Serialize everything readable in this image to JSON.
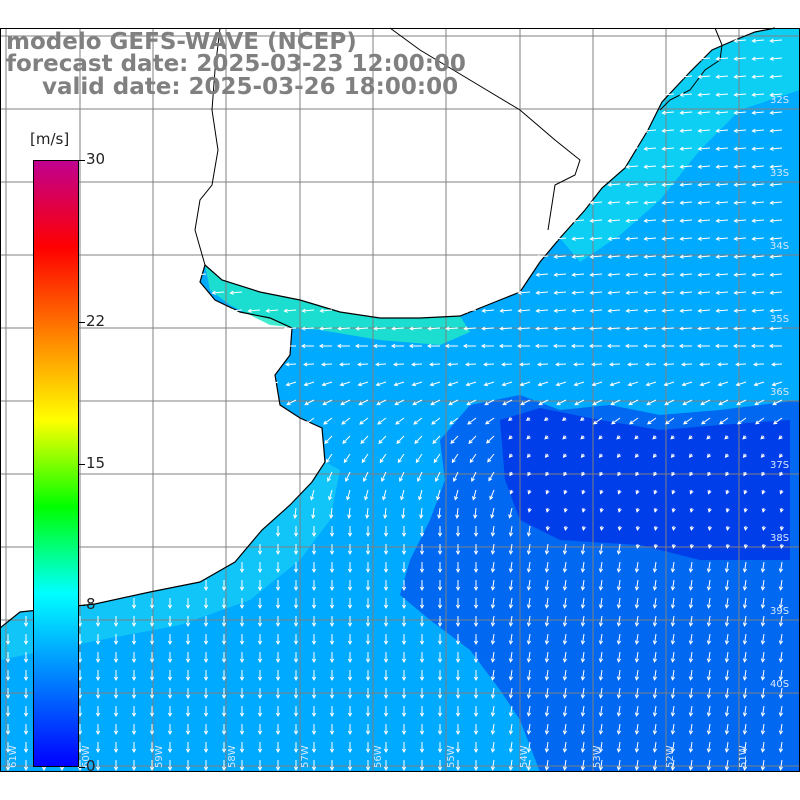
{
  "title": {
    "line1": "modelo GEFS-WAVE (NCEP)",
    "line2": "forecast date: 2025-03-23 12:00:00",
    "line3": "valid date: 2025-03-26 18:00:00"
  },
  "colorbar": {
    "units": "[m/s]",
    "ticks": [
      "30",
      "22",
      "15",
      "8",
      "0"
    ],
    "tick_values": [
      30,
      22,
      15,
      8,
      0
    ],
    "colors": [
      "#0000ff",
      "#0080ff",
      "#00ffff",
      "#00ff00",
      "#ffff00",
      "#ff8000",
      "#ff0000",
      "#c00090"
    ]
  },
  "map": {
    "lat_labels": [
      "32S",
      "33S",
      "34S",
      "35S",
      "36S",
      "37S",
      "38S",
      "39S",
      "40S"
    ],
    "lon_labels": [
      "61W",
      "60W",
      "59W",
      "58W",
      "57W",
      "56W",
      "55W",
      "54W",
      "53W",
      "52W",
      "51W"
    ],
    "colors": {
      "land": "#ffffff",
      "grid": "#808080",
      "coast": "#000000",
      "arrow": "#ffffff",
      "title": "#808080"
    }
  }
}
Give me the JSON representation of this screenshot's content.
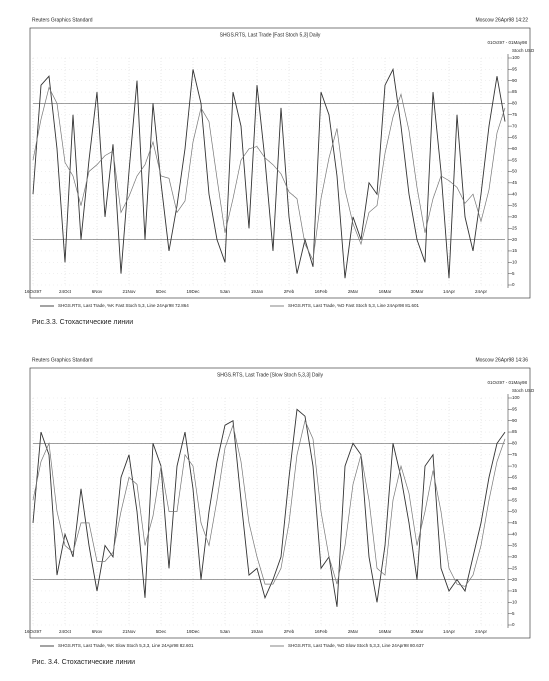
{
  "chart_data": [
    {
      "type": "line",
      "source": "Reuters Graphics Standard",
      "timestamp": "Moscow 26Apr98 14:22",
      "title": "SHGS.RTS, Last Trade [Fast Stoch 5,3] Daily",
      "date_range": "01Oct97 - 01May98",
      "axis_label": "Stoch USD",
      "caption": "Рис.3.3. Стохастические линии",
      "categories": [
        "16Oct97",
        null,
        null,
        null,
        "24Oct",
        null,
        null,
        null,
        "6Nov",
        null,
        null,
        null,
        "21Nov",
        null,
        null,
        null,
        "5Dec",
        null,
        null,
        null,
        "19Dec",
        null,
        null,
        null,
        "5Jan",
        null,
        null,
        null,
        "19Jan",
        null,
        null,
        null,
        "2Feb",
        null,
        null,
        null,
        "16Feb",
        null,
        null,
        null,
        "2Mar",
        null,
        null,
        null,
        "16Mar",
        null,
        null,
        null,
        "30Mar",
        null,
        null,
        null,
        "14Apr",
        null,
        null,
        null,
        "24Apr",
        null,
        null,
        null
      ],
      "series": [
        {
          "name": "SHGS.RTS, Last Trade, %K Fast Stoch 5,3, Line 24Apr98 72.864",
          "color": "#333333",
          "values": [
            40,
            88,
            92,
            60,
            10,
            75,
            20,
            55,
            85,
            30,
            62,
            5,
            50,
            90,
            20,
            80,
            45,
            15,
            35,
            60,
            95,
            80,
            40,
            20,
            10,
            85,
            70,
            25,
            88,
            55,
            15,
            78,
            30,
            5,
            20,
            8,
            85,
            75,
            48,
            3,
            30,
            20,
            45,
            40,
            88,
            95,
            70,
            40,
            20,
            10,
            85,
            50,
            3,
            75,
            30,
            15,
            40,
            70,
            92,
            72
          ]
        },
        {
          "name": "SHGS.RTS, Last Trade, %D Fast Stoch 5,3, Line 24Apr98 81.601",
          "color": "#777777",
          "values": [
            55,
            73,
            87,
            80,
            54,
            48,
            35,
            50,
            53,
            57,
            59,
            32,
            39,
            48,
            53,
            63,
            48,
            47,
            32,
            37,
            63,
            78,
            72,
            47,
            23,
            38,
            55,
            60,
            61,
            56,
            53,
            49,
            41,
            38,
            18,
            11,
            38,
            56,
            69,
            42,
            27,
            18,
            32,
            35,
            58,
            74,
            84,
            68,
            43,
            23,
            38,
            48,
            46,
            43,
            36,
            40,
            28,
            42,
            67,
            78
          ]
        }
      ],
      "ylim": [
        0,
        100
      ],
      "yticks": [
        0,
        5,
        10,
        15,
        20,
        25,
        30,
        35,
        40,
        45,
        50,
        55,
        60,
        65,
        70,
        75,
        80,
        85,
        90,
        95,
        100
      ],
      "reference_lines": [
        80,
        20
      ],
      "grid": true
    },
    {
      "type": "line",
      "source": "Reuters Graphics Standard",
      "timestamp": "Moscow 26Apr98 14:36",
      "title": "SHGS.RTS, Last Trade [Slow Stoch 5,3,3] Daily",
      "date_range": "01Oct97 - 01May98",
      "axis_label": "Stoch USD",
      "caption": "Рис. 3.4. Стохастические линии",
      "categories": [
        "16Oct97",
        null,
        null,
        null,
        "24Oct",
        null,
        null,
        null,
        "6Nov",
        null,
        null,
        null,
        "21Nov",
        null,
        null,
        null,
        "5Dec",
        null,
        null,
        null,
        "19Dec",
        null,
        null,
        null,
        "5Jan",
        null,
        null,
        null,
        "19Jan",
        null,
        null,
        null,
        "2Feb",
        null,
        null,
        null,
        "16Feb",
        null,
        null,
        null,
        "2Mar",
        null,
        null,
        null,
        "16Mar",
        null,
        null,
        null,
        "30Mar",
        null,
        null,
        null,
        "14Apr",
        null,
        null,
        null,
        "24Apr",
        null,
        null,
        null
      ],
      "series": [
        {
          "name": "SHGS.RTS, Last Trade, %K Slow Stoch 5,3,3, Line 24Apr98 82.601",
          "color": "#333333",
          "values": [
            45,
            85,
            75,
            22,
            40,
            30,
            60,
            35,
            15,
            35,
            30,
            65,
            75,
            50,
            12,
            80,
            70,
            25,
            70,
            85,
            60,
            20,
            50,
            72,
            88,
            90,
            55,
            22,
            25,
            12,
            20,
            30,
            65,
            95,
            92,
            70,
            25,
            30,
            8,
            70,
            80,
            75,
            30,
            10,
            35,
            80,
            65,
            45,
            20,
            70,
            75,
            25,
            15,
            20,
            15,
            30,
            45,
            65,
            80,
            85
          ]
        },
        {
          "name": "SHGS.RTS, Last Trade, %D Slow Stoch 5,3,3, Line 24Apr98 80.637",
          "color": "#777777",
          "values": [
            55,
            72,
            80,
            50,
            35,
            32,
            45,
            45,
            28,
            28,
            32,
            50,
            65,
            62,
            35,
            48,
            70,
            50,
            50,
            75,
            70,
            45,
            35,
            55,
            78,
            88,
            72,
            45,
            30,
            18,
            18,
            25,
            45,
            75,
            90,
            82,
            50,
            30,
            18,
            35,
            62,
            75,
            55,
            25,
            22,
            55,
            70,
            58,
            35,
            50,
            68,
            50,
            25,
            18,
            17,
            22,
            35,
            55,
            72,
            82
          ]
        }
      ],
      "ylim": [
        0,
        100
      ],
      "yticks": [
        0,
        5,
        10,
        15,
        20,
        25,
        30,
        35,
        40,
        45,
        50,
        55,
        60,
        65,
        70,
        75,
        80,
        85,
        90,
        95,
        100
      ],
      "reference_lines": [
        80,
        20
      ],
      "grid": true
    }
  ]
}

========

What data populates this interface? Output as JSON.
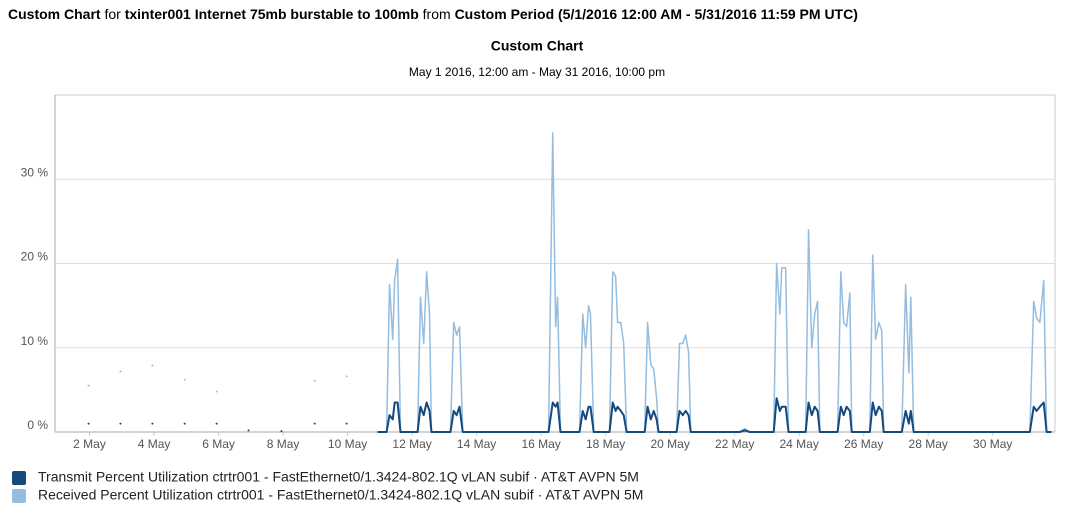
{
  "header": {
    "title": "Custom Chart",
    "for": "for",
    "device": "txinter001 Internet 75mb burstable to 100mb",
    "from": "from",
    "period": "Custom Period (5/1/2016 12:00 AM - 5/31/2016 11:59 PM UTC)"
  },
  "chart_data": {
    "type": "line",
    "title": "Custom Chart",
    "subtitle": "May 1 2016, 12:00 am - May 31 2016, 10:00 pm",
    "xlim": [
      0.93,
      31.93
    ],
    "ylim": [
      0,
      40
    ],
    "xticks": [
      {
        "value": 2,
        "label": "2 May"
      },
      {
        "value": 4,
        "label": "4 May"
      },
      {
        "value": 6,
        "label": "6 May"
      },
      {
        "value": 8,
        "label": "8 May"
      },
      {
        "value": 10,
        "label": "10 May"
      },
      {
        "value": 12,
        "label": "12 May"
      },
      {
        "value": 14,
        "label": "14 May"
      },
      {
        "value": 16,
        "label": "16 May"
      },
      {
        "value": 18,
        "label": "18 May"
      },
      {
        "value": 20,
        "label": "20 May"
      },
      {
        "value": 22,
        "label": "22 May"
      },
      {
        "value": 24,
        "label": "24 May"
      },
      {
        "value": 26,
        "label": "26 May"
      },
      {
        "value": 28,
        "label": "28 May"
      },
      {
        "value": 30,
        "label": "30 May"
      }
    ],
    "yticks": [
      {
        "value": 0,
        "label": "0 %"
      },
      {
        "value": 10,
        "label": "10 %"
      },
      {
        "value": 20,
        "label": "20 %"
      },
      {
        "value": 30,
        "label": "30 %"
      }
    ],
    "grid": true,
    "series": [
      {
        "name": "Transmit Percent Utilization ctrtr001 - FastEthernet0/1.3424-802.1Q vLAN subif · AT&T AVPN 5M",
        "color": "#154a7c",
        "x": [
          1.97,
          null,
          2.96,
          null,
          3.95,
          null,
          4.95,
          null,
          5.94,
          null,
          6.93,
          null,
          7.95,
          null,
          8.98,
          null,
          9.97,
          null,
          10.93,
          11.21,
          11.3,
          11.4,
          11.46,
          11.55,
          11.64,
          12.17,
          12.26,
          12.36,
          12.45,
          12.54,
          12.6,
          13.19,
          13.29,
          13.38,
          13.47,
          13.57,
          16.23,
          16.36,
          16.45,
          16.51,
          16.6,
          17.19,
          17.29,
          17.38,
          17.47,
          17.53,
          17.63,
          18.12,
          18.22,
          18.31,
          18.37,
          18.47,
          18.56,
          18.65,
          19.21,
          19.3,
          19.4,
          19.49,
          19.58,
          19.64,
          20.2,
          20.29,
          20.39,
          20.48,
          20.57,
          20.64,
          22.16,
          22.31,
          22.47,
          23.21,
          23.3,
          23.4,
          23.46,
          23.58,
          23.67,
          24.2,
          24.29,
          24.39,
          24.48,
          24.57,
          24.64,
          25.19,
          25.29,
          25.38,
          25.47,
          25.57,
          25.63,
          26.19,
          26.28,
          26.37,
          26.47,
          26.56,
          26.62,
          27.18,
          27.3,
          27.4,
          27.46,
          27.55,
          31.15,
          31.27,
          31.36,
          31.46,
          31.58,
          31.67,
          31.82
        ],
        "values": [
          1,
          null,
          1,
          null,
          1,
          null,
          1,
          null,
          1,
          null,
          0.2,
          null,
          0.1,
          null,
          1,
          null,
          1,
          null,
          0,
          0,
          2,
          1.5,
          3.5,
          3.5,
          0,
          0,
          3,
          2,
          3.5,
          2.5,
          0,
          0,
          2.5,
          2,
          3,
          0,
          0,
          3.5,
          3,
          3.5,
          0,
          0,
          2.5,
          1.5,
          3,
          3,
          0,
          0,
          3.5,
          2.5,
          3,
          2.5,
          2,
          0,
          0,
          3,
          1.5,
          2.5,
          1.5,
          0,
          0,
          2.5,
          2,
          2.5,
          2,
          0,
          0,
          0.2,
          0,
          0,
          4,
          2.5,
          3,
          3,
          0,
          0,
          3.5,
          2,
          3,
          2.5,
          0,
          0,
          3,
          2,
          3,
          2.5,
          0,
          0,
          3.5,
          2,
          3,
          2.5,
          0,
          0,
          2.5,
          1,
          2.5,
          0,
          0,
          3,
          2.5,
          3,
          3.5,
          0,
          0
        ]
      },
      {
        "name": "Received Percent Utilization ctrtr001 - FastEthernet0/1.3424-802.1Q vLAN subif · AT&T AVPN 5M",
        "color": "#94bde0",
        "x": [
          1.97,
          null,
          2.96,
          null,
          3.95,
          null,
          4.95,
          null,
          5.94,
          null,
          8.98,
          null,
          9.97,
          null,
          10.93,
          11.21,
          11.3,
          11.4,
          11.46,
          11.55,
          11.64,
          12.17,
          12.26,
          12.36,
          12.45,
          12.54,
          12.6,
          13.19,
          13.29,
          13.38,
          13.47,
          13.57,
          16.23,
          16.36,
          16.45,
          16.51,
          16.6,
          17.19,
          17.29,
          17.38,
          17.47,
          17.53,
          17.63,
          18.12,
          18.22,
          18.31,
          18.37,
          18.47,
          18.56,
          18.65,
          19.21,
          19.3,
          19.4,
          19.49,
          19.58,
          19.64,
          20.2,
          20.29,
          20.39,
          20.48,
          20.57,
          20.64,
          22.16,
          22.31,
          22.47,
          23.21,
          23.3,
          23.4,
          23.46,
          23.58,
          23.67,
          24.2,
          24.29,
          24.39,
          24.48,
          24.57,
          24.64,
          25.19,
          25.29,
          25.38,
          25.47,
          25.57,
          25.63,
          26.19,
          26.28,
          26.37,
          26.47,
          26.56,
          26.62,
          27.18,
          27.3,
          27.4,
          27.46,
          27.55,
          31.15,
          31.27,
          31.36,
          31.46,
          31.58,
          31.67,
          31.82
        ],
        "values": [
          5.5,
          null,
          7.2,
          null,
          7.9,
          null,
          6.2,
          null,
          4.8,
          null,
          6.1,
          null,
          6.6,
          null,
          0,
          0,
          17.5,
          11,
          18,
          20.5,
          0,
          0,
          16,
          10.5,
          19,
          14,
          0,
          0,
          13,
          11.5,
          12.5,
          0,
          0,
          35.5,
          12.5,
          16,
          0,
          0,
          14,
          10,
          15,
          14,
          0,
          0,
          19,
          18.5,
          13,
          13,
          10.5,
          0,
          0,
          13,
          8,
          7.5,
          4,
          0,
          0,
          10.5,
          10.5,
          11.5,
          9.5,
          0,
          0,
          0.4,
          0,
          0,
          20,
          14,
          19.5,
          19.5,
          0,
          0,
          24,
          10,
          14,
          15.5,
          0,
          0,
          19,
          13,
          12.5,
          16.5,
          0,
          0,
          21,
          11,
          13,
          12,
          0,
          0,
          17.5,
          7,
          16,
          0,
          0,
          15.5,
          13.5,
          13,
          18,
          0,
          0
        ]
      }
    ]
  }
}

========

### AIM
Go through the material above and count the lines that include "Стохастические". Give the number alone.

### ANSWER IN FULL
2